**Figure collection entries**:
++++++++++++++++++++
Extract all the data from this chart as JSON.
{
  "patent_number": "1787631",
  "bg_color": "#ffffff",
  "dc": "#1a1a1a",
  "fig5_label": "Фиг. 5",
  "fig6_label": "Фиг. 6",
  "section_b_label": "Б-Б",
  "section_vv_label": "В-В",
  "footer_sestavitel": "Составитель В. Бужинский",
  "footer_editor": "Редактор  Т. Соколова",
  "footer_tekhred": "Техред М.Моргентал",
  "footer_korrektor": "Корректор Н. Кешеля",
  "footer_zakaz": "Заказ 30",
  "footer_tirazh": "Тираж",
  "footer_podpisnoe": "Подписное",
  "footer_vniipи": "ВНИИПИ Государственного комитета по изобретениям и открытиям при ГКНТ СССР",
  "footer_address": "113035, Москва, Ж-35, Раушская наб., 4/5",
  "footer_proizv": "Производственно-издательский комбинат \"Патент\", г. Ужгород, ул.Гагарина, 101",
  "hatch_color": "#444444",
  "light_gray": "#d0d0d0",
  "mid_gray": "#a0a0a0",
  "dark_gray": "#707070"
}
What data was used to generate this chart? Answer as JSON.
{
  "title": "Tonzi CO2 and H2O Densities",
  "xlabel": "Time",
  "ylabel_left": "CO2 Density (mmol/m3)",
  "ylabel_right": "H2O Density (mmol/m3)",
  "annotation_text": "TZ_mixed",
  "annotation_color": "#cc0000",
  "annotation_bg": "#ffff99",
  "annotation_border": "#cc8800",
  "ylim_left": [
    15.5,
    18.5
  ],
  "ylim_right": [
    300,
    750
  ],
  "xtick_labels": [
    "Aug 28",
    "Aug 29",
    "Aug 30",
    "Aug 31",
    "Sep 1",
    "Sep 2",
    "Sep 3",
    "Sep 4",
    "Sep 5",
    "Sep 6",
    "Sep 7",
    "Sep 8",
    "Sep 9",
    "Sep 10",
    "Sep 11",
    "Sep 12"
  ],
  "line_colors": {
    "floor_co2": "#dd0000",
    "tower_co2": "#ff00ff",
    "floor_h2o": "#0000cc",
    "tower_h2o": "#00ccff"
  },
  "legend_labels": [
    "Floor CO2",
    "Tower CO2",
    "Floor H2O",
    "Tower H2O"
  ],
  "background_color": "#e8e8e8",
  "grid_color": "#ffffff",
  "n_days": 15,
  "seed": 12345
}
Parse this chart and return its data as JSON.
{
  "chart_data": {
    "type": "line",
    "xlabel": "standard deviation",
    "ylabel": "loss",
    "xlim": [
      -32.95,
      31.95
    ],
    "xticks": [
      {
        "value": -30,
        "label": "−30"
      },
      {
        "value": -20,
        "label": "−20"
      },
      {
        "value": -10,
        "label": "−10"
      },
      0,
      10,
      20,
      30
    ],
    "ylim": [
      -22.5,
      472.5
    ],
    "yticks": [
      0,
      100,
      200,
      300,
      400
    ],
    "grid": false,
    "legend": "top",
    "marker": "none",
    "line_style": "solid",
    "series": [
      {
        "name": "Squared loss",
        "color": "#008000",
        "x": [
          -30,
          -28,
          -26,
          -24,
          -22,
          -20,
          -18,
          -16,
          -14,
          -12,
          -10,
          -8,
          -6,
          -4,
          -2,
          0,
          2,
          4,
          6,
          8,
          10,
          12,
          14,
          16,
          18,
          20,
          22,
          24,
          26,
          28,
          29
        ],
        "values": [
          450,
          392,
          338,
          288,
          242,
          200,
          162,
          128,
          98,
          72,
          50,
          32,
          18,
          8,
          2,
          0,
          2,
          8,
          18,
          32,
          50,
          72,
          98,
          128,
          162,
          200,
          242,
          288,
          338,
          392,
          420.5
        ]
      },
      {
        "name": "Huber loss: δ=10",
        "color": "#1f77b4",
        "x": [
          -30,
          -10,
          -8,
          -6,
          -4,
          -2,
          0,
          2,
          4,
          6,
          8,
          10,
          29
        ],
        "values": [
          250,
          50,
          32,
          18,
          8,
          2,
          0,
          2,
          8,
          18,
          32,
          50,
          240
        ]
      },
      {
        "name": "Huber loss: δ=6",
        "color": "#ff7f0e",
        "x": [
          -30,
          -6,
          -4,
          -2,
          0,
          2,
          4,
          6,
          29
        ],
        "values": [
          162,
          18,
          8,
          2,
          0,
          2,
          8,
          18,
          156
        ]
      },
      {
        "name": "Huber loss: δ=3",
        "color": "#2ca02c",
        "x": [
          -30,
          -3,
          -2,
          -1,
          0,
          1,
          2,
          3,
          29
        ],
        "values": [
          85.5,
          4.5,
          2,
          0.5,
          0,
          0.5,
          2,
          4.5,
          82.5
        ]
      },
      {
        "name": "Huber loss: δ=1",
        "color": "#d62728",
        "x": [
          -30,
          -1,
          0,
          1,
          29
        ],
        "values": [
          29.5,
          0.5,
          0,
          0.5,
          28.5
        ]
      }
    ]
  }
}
++++++++++++++++++++
**Objective**: All lines in the data that contain the word "JSON" should be copied.

**Output for this task**:
Extract all the data from this chart as JSON.
What data was used to generate this chart? Answer as JSON.
Parse this chart and return its data as JSON.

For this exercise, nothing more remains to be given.